• **YOUR GOAL**
Copy each line below without leaving any out.
--- Start of MATERIAL PROVIDED ---
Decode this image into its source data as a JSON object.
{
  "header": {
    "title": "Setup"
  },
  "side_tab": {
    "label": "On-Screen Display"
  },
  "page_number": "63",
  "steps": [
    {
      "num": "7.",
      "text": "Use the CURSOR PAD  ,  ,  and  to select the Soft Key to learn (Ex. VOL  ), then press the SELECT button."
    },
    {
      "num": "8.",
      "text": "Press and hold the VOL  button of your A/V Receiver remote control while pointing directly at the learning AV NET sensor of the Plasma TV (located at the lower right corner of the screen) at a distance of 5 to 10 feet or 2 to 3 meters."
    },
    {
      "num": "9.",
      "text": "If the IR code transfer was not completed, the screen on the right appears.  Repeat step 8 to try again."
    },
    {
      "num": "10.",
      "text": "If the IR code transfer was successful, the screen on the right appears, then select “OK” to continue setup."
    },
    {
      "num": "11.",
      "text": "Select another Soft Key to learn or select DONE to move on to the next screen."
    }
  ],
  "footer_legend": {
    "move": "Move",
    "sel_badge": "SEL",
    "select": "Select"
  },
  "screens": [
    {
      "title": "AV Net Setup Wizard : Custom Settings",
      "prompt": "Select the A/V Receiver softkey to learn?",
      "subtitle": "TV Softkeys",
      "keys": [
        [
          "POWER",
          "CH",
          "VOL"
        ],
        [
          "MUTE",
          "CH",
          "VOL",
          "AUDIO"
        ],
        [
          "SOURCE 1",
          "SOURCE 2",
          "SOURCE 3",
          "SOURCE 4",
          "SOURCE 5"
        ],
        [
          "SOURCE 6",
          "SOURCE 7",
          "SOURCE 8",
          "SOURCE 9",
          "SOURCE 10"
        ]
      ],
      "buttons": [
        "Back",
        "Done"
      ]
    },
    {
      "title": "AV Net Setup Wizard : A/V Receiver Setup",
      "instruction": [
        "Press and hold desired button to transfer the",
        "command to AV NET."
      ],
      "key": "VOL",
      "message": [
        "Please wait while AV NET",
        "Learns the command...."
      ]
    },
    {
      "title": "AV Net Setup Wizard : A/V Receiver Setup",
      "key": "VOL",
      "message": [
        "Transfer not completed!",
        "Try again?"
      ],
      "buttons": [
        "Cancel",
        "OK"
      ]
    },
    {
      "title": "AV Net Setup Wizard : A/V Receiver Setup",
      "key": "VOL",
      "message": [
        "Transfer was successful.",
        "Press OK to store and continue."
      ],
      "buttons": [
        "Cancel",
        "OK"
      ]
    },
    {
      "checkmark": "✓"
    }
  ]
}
--- End of MATERIAL PROVIDED ---
• **EXPECTED ANSWER**
Decode this image into its source data as a JSON object.
{
  "header": {
    "title": "Setup"
  },
  "side_tab": {
    "label": "On-Screen Display"
  },
  "page_number": "63",
  "steps": [
    {
      "num": "7.",
      "text": "Use the CURSOR PAD  ,  ,  and  to select the Soft Key to learn (Ex. VOL  ), then press the SELECT button."
    },
    {
      "num": "8.",
      "text": "Press and hold the VOL  button of your A/V Receiver remote control while pointing directly at the learning AV NET sensor of the Plasma TV (located at the lower right corner of the screen) at a distance of 5 to 10 feet or 2 to 3 meters."
    },
    {
      "num": "9.",
      "text": "If the IR code transfer was not completed, the screen on the right appears.  Repeat step 8 to try again."
    },
    {
      "num": "10.",
      "text": "If the IR code transfer was successful, the screen on the right appears, then select “OK” to continue setup."
    },
    {
      "num": "11.",
      "text": "Select another Soft Key to learn or select DONE to move on to the next screen."
    }
  ],
  "footer_legend": {
    "move": "Move",
    "sel_badge": "SEL",
    "select": "Select"
  },
  "screens": [
    {
      "title": "AV Net Setup Wizard : Custom Settings",
      "prompt": "Select the A/V Receiver softkey to learn?",
      "subtitle": "TV Softkeys",
      "keys": [
        [
          "POWER",
          "CH",
          "VOL"
        ],
        [
          "MUTE",
          "CH",
          "VOL",
          "AUDIO"
        ],
        [
          "SOURCE 1",
          "SOURCE 2",
          "SOURCE 3",
          "SOURCE 4",
          "SOURCE 5"
        ],
        [
          "SOURCE 6",
          "SOURCE 7",
          "SOURCE 8",
          "SOURCE 9",
          "SOURCE 10"
        ]
      ],
      "buttons": [
        "Back",
        "Done"
      ]
    },
    {
      "title": "AV Net Setup Wizard : A/V Receiver Setup",
      "instruction": [
        "Press and hold desired button to transfer the",
        "command to AV NET."
      ],
      "key": "VOL",
      "message": [
        "Please wait while AV NET",
        "Learns the command...."
      ]
    },
    {
      "title": "AV Net Setup Wizard : A/V Receiver Setup",
      "key": "VOL",
      "message": [
        "Transfer not completed!",
        "Try again?"
      ],
      "buttons": [
        "Cancel",
        "OK"
      ]
    },
    {
      "title": "AV Net Setup Wizard : A/V Receiver Setup",
      "key": "VOL",
      "message": [
        "Transfer was successful.",
        "Press OK to store and continue."
      ],
      "buttons": [
        "Cancel",
        "OK"
      ]
    },
    {
      "checkmark": "✓"
    }
  ]
}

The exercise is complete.